## [Problem description]
Across the data below, how many lines hold "name"? Answer with that number and nothing else.

>> begin Excerpted records

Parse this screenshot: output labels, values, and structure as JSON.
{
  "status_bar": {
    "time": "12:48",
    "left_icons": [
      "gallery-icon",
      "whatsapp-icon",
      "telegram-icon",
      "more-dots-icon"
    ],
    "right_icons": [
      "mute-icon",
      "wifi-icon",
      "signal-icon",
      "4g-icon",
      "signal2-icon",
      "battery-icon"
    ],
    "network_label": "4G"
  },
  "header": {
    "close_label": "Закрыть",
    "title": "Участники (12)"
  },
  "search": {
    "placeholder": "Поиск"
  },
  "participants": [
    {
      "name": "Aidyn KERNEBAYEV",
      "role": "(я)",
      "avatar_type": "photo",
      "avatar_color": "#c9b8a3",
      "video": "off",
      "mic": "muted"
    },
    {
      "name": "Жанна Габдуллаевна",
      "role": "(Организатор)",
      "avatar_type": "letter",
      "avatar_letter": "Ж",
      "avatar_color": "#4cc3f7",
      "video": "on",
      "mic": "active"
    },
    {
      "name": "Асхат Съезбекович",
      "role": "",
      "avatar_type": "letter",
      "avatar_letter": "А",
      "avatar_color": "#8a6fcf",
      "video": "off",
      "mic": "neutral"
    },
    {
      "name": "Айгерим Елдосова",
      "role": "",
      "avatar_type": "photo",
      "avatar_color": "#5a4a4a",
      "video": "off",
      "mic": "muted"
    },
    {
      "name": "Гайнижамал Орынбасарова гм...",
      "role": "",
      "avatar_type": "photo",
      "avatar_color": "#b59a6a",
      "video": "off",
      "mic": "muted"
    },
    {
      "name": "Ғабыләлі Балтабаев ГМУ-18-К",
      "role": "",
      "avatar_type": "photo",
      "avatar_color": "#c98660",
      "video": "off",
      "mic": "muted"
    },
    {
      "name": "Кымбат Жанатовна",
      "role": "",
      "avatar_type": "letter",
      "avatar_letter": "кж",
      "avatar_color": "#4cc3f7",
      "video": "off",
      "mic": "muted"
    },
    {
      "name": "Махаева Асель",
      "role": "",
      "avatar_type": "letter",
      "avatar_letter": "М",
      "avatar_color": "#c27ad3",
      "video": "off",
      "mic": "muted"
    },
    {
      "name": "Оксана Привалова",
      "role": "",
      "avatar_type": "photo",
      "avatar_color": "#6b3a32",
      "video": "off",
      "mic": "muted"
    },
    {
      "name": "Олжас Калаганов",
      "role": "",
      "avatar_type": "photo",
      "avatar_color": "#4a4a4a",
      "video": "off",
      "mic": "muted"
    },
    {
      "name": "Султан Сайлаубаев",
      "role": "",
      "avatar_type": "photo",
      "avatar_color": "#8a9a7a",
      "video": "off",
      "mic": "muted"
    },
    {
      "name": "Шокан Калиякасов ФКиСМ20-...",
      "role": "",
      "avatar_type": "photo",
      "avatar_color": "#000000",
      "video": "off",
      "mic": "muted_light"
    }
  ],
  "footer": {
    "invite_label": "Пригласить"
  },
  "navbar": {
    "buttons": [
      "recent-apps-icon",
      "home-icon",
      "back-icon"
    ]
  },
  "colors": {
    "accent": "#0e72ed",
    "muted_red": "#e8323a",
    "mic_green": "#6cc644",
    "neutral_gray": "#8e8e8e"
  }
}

>> end Excerpted records

## [Reply to the task]
12